▽
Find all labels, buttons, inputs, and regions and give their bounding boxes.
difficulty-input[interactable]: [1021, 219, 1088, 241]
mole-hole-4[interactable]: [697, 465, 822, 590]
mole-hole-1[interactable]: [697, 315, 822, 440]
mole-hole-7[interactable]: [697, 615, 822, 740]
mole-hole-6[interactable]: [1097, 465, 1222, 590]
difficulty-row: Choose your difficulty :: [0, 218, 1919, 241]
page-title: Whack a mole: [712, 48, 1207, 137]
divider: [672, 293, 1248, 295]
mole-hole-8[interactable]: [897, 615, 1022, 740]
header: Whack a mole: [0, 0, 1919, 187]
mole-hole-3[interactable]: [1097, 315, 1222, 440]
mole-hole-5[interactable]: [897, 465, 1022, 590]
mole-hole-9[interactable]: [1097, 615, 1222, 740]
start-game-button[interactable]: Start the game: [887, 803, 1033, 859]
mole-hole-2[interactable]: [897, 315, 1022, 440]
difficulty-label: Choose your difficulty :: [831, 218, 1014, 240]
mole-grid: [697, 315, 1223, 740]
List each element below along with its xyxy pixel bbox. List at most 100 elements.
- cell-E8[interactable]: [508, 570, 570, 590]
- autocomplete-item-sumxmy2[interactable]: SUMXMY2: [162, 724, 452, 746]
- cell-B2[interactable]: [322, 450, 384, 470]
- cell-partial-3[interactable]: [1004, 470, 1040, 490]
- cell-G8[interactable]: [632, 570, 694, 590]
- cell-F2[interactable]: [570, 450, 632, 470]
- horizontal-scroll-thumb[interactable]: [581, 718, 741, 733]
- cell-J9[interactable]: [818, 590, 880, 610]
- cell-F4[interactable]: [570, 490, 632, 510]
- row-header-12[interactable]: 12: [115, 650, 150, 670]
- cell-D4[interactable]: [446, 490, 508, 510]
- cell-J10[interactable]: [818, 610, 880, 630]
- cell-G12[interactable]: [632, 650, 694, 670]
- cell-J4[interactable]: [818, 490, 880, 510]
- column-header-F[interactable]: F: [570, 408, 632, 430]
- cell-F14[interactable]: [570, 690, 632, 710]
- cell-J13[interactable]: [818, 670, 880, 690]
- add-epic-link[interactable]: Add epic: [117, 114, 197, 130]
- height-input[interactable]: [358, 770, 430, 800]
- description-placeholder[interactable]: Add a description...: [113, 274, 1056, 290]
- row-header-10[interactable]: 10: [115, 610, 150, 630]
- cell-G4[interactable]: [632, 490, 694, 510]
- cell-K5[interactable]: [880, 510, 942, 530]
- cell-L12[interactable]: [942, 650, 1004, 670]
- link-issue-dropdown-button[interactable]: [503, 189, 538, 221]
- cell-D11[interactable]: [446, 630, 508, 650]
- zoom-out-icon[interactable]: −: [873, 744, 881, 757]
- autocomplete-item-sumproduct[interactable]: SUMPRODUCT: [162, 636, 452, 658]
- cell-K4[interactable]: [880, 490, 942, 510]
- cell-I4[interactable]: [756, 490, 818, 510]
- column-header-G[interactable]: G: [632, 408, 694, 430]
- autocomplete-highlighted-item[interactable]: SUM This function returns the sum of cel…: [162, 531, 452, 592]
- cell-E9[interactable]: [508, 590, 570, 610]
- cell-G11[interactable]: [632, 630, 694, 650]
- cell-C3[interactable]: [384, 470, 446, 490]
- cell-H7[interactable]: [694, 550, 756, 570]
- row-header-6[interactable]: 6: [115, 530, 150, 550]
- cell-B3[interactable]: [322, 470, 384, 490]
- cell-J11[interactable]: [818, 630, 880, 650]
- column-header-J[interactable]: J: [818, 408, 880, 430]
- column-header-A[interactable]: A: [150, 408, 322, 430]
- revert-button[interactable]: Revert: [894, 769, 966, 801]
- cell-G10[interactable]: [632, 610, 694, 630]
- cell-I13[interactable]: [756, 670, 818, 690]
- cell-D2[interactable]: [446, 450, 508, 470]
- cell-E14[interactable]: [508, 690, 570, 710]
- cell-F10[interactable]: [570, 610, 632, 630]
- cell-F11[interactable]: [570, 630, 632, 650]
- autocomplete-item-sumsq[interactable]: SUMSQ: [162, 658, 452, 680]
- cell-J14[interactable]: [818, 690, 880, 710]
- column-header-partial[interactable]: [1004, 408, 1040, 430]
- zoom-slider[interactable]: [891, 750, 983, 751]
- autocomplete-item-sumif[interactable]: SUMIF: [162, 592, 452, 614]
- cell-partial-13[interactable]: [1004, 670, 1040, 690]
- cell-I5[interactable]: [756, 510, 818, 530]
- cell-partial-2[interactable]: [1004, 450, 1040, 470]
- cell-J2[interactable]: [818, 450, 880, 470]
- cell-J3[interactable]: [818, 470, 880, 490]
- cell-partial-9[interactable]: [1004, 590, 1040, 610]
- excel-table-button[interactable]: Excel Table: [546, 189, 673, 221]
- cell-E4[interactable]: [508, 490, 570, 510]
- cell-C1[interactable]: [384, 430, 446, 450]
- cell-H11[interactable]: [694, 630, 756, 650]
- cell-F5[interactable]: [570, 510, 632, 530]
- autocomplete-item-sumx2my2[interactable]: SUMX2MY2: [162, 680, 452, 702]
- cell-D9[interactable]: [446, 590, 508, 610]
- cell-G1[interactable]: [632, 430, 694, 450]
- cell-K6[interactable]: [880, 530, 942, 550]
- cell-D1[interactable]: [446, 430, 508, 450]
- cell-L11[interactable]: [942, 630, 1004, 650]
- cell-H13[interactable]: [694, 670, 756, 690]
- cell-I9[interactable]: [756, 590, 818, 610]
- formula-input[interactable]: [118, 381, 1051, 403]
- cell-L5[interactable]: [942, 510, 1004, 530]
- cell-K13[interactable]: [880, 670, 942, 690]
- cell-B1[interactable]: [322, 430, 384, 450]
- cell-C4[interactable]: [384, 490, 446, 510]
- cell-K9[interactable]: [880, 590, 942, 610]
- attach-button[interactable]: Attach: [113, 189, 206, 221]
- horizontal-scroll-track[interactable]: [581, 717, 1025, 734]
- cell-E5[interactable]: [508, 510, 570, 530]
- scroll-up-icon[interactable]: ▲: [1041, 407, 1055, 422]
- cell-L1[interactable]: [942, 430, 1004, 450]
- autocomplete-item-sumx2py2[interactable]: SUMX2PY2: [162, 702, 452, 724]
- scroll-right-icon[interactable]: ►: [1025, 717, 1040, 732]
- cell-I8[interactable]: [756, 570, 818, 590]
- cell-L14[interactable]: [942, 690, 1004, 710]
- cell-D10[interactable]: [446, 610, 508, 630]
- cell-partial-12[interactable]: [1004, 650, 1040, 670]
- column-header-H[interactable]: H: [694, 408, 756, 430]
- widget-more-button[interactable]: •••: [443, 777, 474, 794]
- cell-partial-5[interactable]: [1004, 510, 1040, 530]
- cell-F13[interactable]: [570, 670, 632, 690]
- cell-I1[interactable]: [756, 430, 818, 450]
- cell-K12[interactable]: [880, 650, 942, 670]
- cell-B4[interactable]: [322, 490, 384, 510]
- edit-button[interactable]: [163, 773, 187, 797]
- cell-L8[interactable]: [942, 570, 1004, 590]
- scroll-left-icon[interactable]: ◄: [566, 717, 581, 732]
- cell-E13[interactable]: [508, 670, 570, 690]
△
| To do |
Arrange the records above as a Markdown table with two columns, No. and Text, numbering each line and skipping any blank lines.

| Worked solution |
| No. | Text |
|---|---|
| 1 | Find all labels, buttons, inputs, and regions and give their bounding boxes. |
| 2 | difficulty-input[interactable]: [1021, 219, 1088, 241] |
| 3 | mole-hole-4[interactable]: [697, 465, 822, 590] |
| 4 | mole-hole-1[interactable]: [697, 315, 822, 440] |
| 5 | mole-hole-7[interactable]: [697, 615, 822, 740] |
| 6 | mole-hole-6[interactable]: [1097, 465, 1222, 590] |
| 7 | difficulty-row: Choose your difficulty :: [0, 218, 1919, 241] |
| 8 | page-title: Whack a mole: [712, 48, 1207, 137] |
| 9 | divider: [672, 293, 1248, 295] |
| 10 | mole-hole-8[interactable]: [897, 615, 1022, 740] |
| 11 | header: Whack a mole: [0, 0, 1919, 187] |
| 12 | mole-hole-3[interactable]: [1097, 315, 1222, 440] |
| 13 | mole-hole-5[interactable]: [897, 465, 1022, 590] |
| 14 | mole-hole-9[interactable]: [1097, 615, 1222, 740] |
| 15 | start-game-button[interactable]: Start the game: [887, 803, 1033, 859] |
| 16 | mole-hole-2[interactable]: [897, 315, 1022, 440] |
| 17 | difficulty-label: Choose your difficulty :: [831, 218, 1014, 240] |
| 18 | mole-grid: [697, 315, 1223, 740] |
| 19 | List each element below along with its xyxy pixel bbox. List at most 100 elements. |
| 20 | - cell-E8[interactable]: [508, 570, 570, 590] |
| 21 | - autocomplete-item-sumxmy2[interactable]: SUMXMY2: [162, 724, 452, 746] |
| 22 | - cell-B2[interactable]: [322, 450, 384, 470] |
| 23 | - cell-partial-3[interactable]: [1004, 470, 1040, 490] |
| 24 | - cell-G8[interactable]: [632, 570, 694, 590] |
| 25 | - cell-F2[interactable]: [570, 450, 632, 470] |
| 26 | - horizontal-scroll-thumb[interactable]: [581, 718, 741, 733] |
| 27 | - cell-J9[interactable]: [818, 590, 880, 610] |
| 28 | - cell-F4[interactable]: [570, 490, 632, 510] |
| 29 | - row-header-12[interactable]: 12: [115, 650, 150, 670] |
| 30 | - cell-D4[interactable]: [446, 490, 508, 510] |
| 31 | - cell-J10[interactable]: [818, 610, 880, 630] |
| 32 | - cell-G12[interactable]: [632, 650, 694, 670] |
| 33 | - cell-J4[interactable]: [818, 490, 880, 510] |
| 34 | - column-header-F[interactable]: F: [570, 408, 632, 430] |
| 35 | - cell-F14[interactable]: [570, 690, 632, 710] |
| 36 | - cell-J13[interactable]: [818, 670, 880, 690] |
| 37 | - add-epic-link[interactable]: Add epic: [117, 114, 197, 130] |
| 38 | - height-input[interactable]: [358, 770, 430, 800] |
| 39 | - description-placeholder[interactable]: Add a description...: [113, 274, 1056, 290] |
| 40 | - row-header-10[interactable]: 10: [115, 610, 150, 630] |
| 41 | - cell-G4[interactable]: [632, 490, 694, 510] |
| 42 | - cell-K5[interactable]: [880, 510, 942, 530] |
| 43 | - cell-L12[interactable]: [942, 650, 1004, 670] |
| 44 | - link-issue-dropdown-button[interactable]: [503, 189, 538, 221] |
| 45 | - cell-D11[interactable]: [446, 630, 508, 650] |
| 46 | - zoom-out-icon[interactable]: −: [873, 744, 881, 757] |
| 47 | - autocomplete-item-sumproduct[interactable]: SUMPRODUCT: [162, 636, 452, 658] |
| 48 | - cell-K4[interactable]: [880, 490, 942, 510] |
| 49 | - cell-I4[interactable]: [756, 490, 818, 510] |
| 50 | - column-header-G[interactable]: G: [632, 408, 694, 430] |
| 51 | - autocomplete-highlighted-item[interactable]: SUM This function returns the sum of cel…: [162, 531, 452, 592] |
| 52 | - cell-E9[interactable]: [508, 590, 570, 610] |
| 53 | - cell-G11[interactable]: [632, 630, 694, 650] |
| 54 | - cell-C3[interactable]: [384, 470, 446, 490] |
| 55 | - cell-H7[interactable]: [694, 550, 756, 570] |
| 56 | - row-header-6[interactable]: 6: [115, 530, 150, 550] |
| 57 | - cell-B3[interactable]: [322, 470, 384, 490] |
| 58 | - cell-J11[interactable]: [818, 630, 880, 650] |
| 59 | - column-header-J[interactable]: J: [818, 408, 880, 430] |
| 60 | - column-header-A[interactable]: A: [150, 408, 322, 430] |
| 61 | - revert-button[interactable]: Revert: [894, 769, 966, 801] |
| 62 | - cell-G10[interactable]: [632, 610, 694, 630] |
| 63 | - cell-I13[interactable]: [756, 670, 818, 690] |
| 64 | - cell-D2[interactable]: [446, 450, 508, 470] |
| 65 | - cell-E14[interactable]: [508, 690, 570, 710] |
| 66 | - cell-F10[interactable]: [570, 610, 632, 630] |
| 67 | - cell-F11[interactable]: [570, 630, 632, 650] |
| 68 | - autocomplete-item-sumsq[interactable]: SUMSQ: [162, 658, 452, 680] |
| 69 | - cell-J14[interactable]: [818, 690, 880, 710] |
| 70 | - column-header-partial[interactable]: [1004, 408, 1040, 430] |
| 71 | - zoom-slider[interactable]: [891, 750, 983, 751] |
| 72 | - autocomplete-item-sumif[interactable]: SUMIF: [162, 592, 452, 614] |
| 73 | - cell-partial-13[interactable]: [1004, 670, 1040, 690] |
| 74 | - cell-I5[interactable]: [756, 510, 818, 530] |
| 75 | - cell-partial-2[interactable]: [1004, 450, 1040, 470] |
| 76 | - cell-J2[interactable]: [818, 450, 880, 470] |
| 77 | - cell-J3[interactable]: [818, 470, 880, 490] |
| 78 | - cell-partial-9[interactable]: [1004, 590, 1040, 610] |
| 79 | - excel-table-button[interactable]: Excel Table: [546, 189, 673, 221] |
| 80 | - cell-E4[interactable]: [508, 490, 570, 510] |
| 81 | - cell-C1[interactable]: [384, 430, 446, 450] |
| 82 | - cell-H11[interactable]: [694, 630, 756, 650] |
| 83 | - cell-F5[interactable]: [570, 510, 632, 530] |
| 84 | - autocomplete-item-sumx2my2[interactable]: SUMX2MY2: [162, 680, 452, 702] |
| 85 | - cell-D9[interactable]: [446, 590, 508, 610] |
| 86 | - cell-G1[interactable]: [632, 430, 694, 450] |
| 87 | - cell-K6[interactable]: [880, 530, 942, 550] |
| 88 | - cell-D1[interactable]: [446, 430, 508, 450] |
| 89 | - cell-L11[interactable]: [942, 630, 1004, 650] |
| 90 | - cell-H13[interactable]: [694, 670, 756, 690] |
| 91 | - cell-I9[interactable]: [756, 590, 818, 610] |
| 92 | - formula-input[interactable]: [118, 381, 1051, 403] |
| 93 | - cell-L5[interactable]: [942, 510, 1004, 530] |
| 94 | - cell-K13[interactable]: [880, 670, 942, 690] |
| 95 | - cell-B1[interactable]: [322, 430, 384, 450] |
| 96 | - cell-C4[interactable]: [384, 490, 446, 510] |
| 97 | - cell-K9[interactable]: [880, 590, 942, 610] |
| 98 | - attach-button[interactable]: Attach: [113, 189, 206, 221] |
| 99 | - horizontal-scroll-track[interactable]: [581, 717, 1025, 734] |
| 100 | - cell-E5[interactable]: [508, 510, 570, 530] |
| 101 | - scroll-up-icon[interactable]: ▲: [1041, 407, 1055, 422] |
| 102 | - cell-L1[interactable]: [942, 430, 1004, 450] |
| 103 | - autocomplete-item-sumx2py2[interactable]: SUMX2PY2: [162, 702, 452, 724] |
| 104 | - scroll-right-icon[interactable]: ►: [1025, 717, 1040, 732] |
| 105 | - cell-I8[interactable]: [756, 570, 818, 590] |
| 106 | - cell-L14[interactable]: [942, 690, 1004, 710] |
| 107 | - cell-D10[interactable]: [446, 610, 508, 630] |
| 108 | - cell-partial-12[interactable]: [1004, 650, 1040, 670] |
| 109 | - column-header-H[interactable]: H: [694, 408, 756, 430] |
| 110 | - widget-more-button[interactable]: •••: [443, 777, 474, 794] |
| 111 | - cell-partial-5[interactable]: [1004, 510, 1040, 530] |
| 112 | - cell-F13[interactable]: [570, 670, 632, 690] |
| 113 | - cell-I1[interactable]: [756, 430, 818, 450] |
| 114 | - cell-K12[interactable]: [880, 650, 942, 670] |
| 115 | - cell-B4[interactable]: [322, 490, 384, 510] |
| 116 | - edit-button[interactable]: [163, 773, 187, 797] |
| 117 | - cell-L8[interactable]: [942, 570, 1004, 590] |
| 118 | - scroll-left-icon[interactable]: ◄: [566, 717, 581, 732] |
| 119 | - cell-E13[interactable]: [508, 670, 570, 690] |